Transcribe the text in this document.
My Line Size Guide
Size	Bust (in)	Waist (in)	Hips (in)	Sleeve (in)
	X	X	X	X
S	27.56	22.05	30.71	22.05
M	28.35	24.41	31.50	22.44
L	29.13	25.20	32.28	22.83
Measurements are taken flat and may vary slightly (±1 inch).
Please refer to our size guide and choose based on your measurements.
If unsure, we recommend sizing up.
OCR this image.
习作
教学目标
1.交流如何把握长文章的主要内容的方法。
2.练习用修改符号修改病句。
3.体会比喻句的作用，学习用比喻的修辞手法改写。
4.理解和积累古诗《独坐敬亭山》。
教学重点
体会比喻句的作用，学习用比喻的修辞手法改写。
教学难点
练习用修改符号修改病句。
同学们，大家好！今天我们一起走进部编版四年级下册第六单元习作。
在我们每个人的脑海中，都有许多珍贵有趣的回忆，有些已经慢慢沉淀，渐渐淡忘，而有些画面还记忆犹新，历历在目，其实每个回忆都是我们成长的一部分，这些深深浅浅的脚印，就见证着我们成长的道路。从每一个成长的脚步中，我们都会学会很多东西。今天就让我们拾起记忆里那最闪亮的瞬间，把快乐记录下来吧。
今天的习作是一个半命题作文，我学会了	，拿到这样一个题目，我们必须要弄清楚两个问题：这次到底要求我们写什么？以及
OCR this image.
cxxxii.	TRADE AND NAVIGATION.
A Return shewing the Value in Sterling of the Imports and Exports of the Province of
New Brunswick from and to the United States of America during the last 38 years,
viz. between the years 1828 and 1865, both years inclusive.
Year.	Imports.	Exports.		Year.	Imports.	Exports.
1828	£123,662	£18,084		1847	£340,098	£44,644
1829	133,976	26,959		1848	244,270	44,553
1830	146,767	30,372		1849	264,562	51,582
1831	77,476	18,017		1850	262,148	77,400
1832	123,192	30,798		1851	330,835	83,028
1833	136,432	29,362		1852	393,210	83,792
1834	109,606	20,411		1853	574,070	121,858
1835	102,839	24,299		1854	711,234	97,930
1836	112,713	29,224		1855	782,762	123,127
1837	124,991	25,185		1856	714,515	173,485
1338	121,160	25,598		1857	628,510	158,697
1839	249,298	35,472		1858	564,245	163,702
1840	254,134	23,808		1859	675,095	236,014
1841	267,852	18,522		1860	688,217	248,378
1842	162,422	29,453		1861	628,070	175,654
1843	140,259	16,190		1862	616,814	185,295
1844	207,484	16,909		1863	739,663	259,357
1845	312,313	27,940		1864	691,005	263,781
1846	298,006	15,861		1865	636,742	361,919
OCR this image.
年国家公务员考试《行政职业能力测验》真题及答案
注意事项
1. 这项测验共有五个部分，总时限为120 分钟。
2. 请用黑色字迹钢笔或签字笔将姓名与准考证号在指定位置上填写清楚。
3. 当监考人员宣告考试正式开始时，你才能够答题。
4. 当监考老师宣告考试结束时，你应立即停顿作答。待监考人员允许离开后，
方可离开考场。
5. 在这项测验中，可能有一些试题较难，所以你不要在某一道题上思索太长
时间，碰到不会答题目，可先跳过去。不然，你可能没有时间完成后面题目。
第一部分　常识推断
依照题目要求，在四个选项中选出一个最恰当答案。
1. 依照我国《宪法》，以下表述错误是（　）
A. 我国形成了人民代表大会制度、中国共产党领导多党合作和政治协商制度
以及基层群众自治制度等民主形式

__________

# DESCRIPTION OF THE TASK
Return the entries above exactly, each one complete.

# WRITTEN ANSWER
Transcribe the text in this document.
My Line Size Guide
Size	Bust (in)	Waist (in)	Hips (in)	Sleeve (in)
	X	X	X	X
S	27.56	22.05	30.71	22.05
M	28.35	24.41	31.50	22.44
L	29.13	25.20	32.28	22.83
Measurements are taken flat and may vary slightly (±1 inch).
Please refer to our size guide and choose based on your measurements.
If unsure, we recommend sizing up.
OCR this image.
习作
教学目标
1.交流如何把握长文章的主要内容的方法。
2.练习用修改符号修改病句。
3.体会比喻句的作用，学习用比喻的修辞手法改写。
4.理解和积累古诗《独坐敬亭山》。
教学重点
体会比喻句的作用，学习用比喻的修辞手法改写。
教学难点
练习用修改符号修改病句。
同学们，大家好！今天我们一起走进部编版四年级下册第六单元习作。
在我们每个人的脑海中，都有许多珍贵有趣的回忆，有些已经慢慢沉淀，渐渐淡忘，而有些画面还记忆犹新，历历在目，其实每个回忆都是我们成长的一部分，这些深深浅浅的脚印，就见证着我们成长的道路。从每一个成长的脚步中，我们都会学会很多东西。今天就让我们拾起记忆里那最闪亮的瞬间，把快乐记录下来吧。
今天的习作是一个半命题作文，我学会了	，拿到这样一个题目，我们必须要弄清楚两个问题：这次到底要求我们写什么？以及
OCR this image.
cxxxii.	TRADE AND NAVIGATION.
A Return shewing the Value in Sterling of the Imports and Exports of the Province of
New Brunswick from and to the United States of America during the last 38 years,
viz. between the years 1828 and 1865, both years inclusive.
Year.	Imports.	Exports.		Year.	Imports.	Exports.
1828	£123,662	£18,084		1847	£340,098	£44,644
1829	133,976	26,959		1848	244,270	44,553
1830	146,767	30,372		1849	264,562	51,582
1831	77,476	18,017		1850	262,148	77,400
1832	123,192	30,798		1851	330,835	83,028
1833	136,432	29,362		1852	393,210	83,792
1834	109,606	20,411		1853	574,070	121,858
1835	102,839	24,299		1854	711,234	97,930
1836	112,713	29,224		1855	782,762	123,127
1837	124,991	25,185		1856	714,515	173,485
1338	121,160	25,598		1857	628,510	158,697
1839	249,298	35,472		1858	564,245	163,702
1840	254,134	23,808		1859	675,095	236,014
1841	267,852	18,522		1860	688,217	248,378
1842	162,422	29,453		1861	628,070	175,654
1843	140,259	16,190		1862	616,814	185,295
1844	207,484	16,909		1863	739,663	259,357
1845	312,313	27,940		1864	691,005	263,781
1846	298,006	15,861		1865	636,742	361,919
OCR this image.
年国家公务员考试《行政职业能力测验》真题及答案
注意事项
1. 这项测验共有五个部分，总时限为120 分钟。
2. 请用黑色字迹钢笔或签字笔将姓名与准考证号在指定位置上填写清楚。
3. 当监考人员宣告考试正式开始时，你才能够答题。
4. 当监考老师宣告考试结束时，你应立即停顿作答。待监考人员允许离开后，
方可离开考场。
5. 在这项测验中，可能有一些试题较难，所以你不要在某一道题上思索太长
时间，碰到不会答题目，可先跳过去。不然，你可能没有时间完成后面题目。
第一部分　常识推断
依照题目要求，在四个选项中选出一个最恰当答案。
1. 依照我国《宪法》，以下表述错误是（　）
A. 我国形成了人民代表大会制度、中国共产党领导多党合作和政治协商制度
以及基层群众自治制度等民主形式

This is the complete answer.